* PROBLEM TO WORK ON *
Quote every line as written. Omit pictures.
:::
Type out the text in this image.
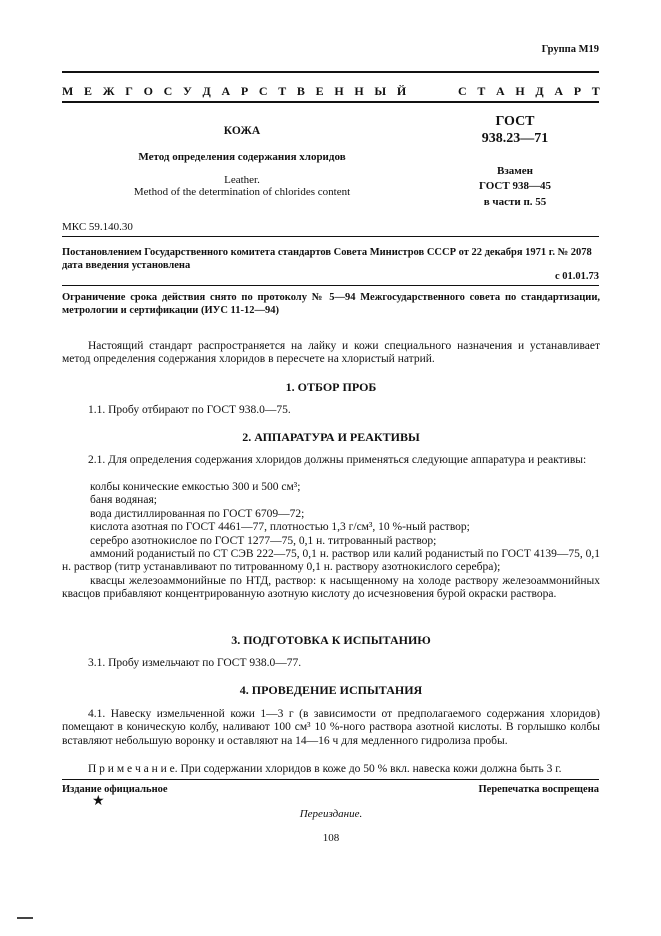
Группа М19
М Е Ж Г О С У Д А Р С Т В Е Н Н Ы Й

	С Т А Н Д А Р Т
КОЖА
Метод определения содержания хлоридов
Leather.
Method of the determination of chlorides content
ГОСТ
938.23—71
Взамен
ГОСТ 938—45
в части п. 55
МКС 59.140.30
Постановлением Государственного комитета стандартов Совета Министров СССР от 22 декабря 1971 г. № 2078 дата введения установлена
с 01.01.73
Ограничение срока действия снято по протоколу № 5—94 Межгосударственного совета по стандартизации, метрологии и сертификации (ИУС 11-12—94)
Настоящий стандарт распространяется на лайку и кожи специального назначения и устанавливает метод определения содержания хлоридов в пересчете на хлористый натрий.
1. ОТБОР ПРОБ
1.1. Пробу отбирают по ГОСТ 938.0—75.
2. АППАРАТУРА И РЕАКТИВЫ
2.1. Для определения содержания хлоридов должны применяться следующие аппаратура и реактивы:
колбы конические емкостью 300 и 500 см³;
баня водяная;
вода дистиллированная по ГОСТ 6709—72;
кислота азотная по ГОСТ 4461—77, плотностью 1,3 г/см³, 10 %-ный раствор;
серебро азотнокислое по ГОСТ 1277—75, 0,1 н. титрованный раствор;
аммоний роданистый по СТ СЭВ 222—75, 0,1 н. раствор или калий роданистый по ГОСТ 4139—75, 0,1 н. раствор (титр устанавливают по титрованному 0,1 н. раствору азотнокислого серебра);
квасцы железоаммонийные по НТД, раствор: к насыщенному на холоде раствору железоаммонийных квасцов прибавляют концентрированную азотную кислоту до исчезновения бурой окраски раствора.
3. ПОДГОТОВКА К ИСПЫТАНИЮ
3.1. Пробу измельчают по ГОСТ 938.0—77.
4. ПРОВЕДЕНИЕ ИСПЫТАНИЯ
4.1. Навеску измельченной кожи 1—3 г (в зависимости от предполагаемого содержания хлоридов) помещают в коническую колбу, наливают 100 см³ 10 %-ного раствора азотной кислоты. В горлышко колбы вставляют небольшую воронку и оставляют на 14—16 ч для медленного гидролиза пробы.
П р и м е ч а н и е. При содержании хлоридов в коже до 50 % вкл. навеска кожи должна быть 3 г.
Издание официальное
★
Перепечатка воспрещена
Переиздание.
108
:::
* TASK OUTPUT *
Type out the text in this image.
Группа М19
М Е Ж Г О С У Д А Р С Т В Е Н Н Ы Й

	С Т А Н Д А Р Т
КОЖА
Метод определения содержания хлоридов
Leather.
Method of the determination of chlorides content
ГОСТ
938.23—71
Взамен
ГОСТ 938—45
в части п. 55
МКС 59.140.30
Постановлением Государственного комитета стандартов Совета Министров СССР от 22 декабря 1971 г. № 2078 дата введения установлена
с 01.01.73
Ограничение срока действия снято по протоколу № 5—94 Межгосударственного совета по стандартизации, метрологии и сертификации (ИУС 11-12—94)
Настоящий стандарт распространяется на лайку и кожи специального назначения и устанавливает метод определения содержания хлоридов в пересчете на хлористый натрий.
1. ОТБОР ПРОБ
1.1. Пробу отбирают по ГОСТ 938.0—75.
2. АППАРАТУРА И РЕАКТИВЫ
2.1. Для определения содержания хлоридов должны применяться следующие аппаратура и реактивы:
колбы конические емкостью 300 и 500 см³;
баня водяная;
вода дистиллированная по ГОСТ 6709—72;
кислота азотная по ГОСТ 4461—77, плотностью 1,3 г/см³, 10 %-ный раствор;
серебро азотнокислое по ГОСТ 1277—75, 0,1 н. титрованный раствор;
аммоний роданистый по СТ СЭВ 222—75, 0,1 н. раствор или калий роданистый по ГОСТ 4139—75, 0,1 н. раствор (титр устанавливают по титрованному 0,1 н. раствору азотнокислого серебра);
квасцы железоаммонийные по НТД, раствор: к насыщенному на холоде раствору железоаммонийных квасцов прибавляют концентрированную азотную кислоту до исчезновения бурой окраски раствора.
3. ПОДГОТОВКА К ИСПЫТАНИЮ
3.1. Пробу измельчают по ГОСТ 938.0—77.
4. ПРОВЕДЕНИЕ ИСПЫТАНИЯ
4.1. Навеску измельченной кожи 1—3 г (в зависимости от предполагаемого содержания хлоридов) помещают в коническую колбу, наливают 100 см³ 10 %-ного раствора азотной кислоты. В горлышко колбы вставляют небольшую воронку и оставляют на 14—16 ч для медленного гидролиза пробы.
П р и м е ч а н и е. При содержании хлоридов в коже до 50 % вкл. навеска кожи должна быть 3 г.
Издание официальное
★
Перепечатка воспрещена
Переиздание.
108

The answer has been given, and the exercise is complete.